• AIM:
Arrange the listing below as a Markdown table with the columns "Row" and "Listing line". Begin at the first line of the listing, end with the line containing "arrow-icon: → [423,483,439,500]", include both of those lines, and leave out any blank lines.

• INPUT RECORDS:
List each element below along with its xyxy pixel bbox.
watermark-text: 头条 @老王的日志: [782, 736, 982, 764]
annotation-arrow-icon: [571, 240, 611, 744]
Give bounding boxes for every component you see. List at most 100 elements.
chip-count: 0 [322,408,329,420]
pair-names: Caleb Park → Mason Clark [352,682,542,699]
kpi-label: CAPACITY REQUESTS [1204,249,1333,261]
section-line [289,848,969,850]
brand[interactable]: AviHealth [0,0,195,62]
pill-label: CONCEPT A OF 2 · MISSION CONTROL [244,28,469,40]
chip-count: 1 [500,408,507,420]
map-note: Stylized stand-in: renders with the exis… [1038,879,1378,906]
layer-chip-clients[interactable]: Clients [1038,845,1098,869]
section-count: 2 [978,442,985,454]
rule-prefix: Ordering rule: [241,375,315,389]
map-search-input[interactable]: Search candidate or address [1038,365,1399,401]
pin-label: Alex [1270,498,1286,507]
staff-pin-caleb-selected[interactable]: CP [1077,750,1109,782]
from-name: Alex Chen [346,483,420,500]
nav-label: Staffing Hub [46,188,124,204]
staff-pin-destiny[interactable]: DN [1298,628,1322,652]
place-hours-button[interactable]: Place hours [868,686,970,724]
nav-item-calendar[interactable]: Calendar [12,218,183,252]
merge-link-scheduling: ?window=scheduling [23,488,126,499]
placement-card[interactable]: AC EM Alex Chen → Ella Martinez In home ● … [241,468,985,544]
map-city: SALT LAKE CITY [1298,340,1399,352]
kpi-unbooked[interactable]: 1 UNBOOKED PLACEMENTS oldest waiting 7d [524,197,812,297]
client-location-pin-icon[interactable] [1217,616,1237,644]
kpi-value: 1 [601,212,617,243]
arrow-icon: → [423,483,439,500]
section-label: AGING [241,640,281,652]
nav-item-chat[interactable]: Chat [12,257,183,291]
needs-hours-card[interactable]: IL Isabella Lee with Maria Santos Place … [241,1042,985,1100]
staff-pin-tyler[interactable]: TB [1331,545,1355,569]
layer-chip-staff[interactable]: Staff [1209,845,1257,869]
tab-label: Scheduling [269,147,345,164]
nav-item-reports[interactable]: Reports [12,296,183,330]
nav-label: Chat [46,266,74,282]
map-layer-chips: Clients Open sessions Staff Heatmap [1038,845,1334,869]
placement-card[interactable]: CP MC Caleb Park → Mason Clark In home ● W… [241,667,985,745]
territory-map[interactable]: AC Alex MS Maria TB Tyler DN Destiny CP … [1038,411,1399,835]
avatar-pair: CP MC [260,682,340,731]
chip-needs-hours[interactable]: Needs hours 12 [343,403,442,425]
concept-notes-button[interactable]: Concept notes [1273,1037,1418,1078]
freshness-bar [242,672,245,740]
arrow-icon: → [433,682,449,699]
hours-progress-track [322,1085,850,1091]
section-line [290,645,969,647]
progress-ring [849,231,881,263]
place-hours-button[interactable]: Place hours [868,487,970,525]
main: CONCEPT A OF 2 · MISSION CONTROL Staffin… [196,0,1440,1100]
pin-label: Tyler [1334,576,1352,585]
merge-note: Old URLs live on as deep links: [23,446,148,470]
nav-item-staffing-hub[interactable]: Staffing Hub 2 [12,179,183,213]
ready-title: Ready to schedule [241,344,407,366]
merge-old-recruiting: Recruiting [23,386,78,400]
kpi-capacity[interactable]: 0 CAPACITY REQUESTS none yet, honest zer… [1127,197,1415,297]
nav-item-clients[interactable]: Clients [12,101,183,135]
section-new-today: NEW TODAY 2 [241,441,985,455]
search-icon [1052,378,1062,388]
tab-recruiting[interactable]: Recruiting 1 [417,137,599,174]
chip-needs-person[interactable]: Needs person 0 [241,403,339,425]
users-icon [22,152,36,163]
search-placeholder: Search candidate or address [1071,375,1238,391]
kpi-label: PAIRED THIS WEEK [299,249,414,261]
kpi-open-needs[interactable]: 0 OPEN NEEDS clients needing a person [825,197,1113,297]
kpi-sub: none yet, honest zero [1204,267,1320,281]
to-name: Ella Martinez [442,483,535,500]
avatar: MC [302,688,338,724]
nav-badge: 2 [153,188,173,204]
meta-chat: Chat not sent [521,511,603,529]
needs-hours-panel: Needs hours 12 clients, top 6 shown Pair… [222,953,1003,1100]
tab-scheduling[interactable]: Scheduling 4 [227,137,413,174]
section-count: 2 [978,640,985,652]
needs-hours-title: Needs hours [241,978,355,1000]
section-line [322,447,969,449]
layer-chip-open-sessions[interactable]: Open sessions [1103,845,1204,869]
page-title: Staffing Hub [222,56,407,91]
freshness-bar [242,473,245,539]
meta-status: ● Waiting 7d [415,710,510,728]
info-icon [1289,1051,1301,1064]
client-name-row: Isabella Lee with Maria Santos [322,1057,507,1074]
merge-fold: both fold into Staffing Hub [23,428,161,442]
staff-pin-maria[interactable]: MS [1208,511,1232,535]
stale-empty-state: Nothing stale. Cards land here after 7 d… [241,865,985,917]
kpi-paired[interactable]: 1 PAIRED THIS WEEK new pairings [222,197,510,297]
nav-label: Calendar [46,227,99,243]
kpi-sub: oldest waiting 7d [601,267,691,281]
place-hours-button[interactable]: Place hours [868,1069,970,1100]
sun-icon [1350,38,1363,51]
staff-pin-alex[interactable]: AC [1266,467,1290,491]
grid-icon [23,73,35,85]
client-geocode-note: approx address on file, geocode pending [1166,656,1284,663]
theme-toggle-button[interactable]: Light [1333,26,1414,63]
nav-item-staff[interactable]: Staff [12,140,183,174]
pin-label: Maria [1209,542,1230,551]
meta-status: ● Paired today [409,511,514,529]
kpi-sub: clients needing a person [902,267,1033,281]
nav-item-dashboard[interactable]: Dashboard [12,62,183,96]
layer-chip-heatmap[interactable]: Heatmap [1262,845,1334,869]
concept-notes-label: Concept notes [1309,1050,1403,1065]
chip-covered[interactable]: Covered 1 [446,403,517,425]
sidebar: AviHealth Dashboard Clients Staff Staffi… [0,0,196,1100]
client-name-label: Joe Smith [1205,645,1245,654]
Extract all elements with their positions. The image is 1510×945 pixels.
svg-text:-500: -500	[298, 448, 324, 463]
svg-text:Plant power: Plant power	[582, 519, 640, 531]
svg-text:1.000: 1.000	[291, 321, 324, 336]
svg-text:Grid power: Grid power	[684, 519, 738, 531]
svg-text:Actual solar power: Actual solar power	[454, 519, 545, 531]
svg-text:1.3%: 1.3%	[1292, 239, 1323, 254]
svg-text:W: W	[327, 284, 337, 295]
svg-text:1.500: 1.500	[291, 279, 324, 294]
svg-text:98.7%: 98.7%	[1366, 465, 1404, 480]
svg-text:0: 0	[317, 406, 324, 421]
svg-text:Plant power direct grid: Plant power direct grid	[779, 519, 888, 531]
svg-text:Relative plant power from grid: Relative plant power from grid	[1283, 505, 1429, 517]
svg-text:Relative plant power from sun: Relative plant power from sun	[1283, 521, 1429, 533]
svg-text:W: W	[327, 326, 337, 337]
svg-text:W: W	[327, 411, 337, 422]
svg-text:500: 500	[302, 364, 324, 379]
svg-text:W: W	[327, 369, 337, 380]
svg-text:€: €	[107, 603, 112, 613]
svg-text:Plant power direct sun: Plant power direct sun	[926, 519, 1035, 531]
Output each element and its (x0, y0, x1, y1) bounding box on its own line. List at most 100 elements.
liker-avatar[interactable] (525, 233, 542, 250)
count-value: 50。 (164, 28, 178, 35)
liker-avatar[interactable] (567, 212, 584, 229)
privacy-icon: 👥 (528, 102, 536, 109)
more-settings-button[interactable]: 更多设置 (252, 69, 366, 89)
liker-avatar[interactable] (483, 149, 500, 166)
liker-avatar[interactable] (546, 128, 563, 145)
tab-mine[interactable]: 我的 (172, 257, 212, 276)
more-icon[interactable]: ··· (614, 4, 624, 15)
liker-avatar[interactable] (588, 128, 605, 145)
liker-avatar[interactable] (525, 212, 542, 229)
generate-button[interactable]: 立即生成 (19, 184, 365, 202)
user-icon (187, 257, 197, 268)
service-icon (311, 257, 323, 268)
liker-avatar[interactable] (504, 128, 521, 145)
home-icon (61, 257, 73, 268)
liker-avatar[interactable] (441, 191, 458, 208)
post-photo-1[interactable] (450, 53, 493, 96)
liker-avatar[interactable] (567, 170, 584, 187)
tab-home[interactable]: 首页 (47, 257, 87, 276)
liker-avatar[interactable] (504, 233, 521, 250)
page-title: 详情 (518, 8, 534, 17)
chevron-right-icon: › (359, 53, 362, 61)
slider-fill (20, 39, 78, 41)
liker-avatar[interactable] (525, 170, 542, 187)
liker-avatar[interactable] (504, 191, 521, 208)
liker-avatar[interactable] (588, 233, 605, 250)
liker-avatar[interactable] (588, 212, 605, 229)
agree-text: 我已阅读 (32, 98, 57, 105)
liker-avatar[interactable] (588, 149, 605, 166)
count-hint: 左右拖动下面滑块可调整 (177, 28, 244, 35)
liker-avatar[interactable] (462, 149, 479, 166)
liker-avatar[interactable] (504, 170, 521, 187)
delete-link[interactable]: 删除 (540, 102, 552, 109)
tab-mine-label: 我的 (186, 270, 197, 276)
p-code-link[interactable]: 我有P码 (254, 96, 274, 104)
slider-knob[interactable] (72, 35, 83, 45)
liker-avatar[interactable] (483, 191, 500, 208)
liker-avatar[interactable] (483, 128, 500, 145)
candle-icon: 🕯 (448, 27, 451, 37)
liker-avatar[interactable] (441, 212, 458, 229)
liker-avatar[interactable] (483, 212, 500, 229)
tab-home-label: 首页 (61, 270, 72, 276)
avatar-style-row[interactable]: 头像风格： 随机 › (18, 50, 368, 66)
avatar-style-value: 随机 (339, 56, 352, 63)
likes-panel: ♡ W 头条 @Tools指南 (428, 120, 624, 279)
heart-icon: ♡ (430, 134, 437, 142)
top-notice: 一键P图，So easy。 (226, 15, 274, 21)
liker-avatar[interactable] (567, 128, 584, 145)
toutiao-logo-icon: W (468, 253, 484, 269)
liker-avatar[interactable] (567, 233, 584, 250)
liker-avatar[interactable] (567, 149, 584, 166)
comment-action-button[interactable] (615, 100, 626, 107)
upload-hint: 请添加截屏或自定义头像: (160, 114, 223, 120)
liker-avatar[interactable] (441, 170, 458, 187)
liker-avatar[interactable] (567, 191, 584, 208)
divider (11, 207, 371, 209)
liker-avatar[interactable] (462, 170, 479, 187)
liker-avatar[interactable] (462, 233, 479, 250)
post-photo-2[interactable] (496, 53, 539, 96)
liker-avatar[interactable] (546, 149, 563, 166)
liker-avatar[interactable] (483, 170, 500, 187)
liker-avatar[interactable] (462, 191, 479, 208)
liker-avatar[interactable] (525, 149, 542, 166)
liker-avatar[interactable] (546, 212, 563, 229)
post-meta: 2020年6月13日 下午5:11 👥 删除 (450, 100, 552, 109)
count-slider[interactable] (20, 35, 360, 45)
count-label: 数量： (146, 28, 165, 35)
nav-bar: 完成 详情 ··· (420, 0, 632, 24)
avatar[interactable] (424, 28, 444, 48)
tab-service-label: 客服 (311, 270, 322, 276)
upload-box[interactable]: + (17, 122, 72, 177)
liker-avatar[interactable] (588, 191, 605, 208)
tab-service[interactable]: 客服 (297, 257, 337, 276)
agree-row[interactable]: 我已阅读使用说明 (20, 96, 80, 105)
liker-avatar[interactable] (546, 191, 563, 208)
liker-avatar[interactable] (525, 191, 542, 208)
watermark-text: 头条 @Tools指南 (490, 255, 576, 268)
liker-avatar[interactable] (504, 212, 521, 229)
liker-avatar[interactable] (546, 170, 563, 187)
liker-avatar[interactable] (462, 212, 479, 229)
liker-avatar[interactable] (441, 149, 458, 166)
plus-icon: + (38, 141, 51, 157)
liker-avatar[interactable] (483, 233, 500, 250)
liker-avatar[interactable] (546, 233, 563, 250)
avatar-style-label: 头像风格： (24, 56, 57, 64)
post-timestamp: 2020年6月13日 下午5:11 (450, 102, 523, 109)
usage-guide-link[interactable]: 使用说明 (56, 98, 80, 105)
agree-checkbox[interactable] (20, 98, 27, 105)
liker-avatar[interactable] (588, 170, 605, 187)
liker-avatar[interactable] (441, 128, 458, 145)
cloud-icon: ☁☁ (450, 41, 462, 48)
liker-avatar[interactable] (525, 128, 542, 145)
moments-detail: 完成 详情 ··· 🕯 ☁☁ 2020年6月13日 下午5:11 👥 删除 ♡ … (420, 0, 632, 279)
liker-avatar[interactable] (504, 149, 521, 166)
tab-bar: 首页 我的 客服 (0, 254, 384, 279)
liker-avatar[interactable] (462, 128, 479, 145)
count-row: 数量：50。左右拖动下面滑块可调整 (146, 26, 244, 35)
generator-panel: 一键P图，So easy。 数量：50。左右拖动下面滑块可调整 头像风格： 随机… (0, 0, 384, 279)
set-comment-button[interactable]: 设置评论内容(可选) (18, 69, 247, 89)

• RIGHT ANSWER:
| Row | Listing line |
|---|---|
| 1 | List each element below along with its xyxy pixel bbox. |
| 2 | watermark-text: 头条 @老王的日志: [782, 736, 982, 764] |
| 3 | annotation-arrow-icon: [571, 240, 611, 744] |
| 4 | Give bounding boxes for every component you see. List at most 100 elements. |
| 5 | chip-count: 0 [322,408,329,420] |
| 6 | pair-names: Caleb Park → Mason Clark [352,682,542,699] |
| 7 | kpi-label: CAPACITY REQUESTS [1204,249,1333,261] |
| 8 | section-line [289,848,969,850] |
| 9 | brand[interactable]: AviHealth [0,0,195,62] |
| 10 | pill-label: CONCEPT A OF 2 · MISSION CONTROL [244,28,469,40] |
| 11 | chip-count: 1 [500,408,507,420] |
| 12 | map-note: Stylized stand-in: renders with the exis… [1038,879,1378,906] |
| 13 | layer-chip-clients[interactable]: Clients [1038,845,1098,869] |
| 14 | section-count: 2 [978,442,985,454] |
| 15 | rule-prefix: Ordering rule: [241,375,315,389] |
| 16 | map-search-input[interactable]: Search candidate or address [1038,365,1399,401] |
| 17 | pin-label: Alex [1270,498,1286,507] |
| 18 | staff-pin-caleb-selected[interactable]: CP [1077,750,1109,782] |
| 19 | from-name: Alex Chen [346,483,420,500] |
| 20 | nav-label: Staffing Hub [46,188,124,204] |
| 21 | staff-pin-destiny[interactable]: DN [1298,628,1322,652] |
| 22 | place-hours-button[interactable]: Place hours [868,686,970,724] |
| 23 | nav-item-calendar[interactable]: Calendar [12,218,183,252] |
| 24 | merge-link-scheduling: ?window=scheduling [23,488,126,499] |
| 25 | placement-card[interactable]: AC EM Alex Chen → Ella Martinez In home ● … [241,468,985,544] |
| 26 | map-city: SALT LAKE CITY [1298,340,1399,352] |
| 27 | kpi-unbooked[interactable]: 1 UNBOOKED PLACEMENTS oldest waiting 7d [524,197,812,297] |
| 28 | client-location-pin-icon[interactable] [1217,616,1237,644] |
| 29 | kpi-value: 1 [601,212,617,243] |
| 30 | arrow-icon: → [423,483,439,500] |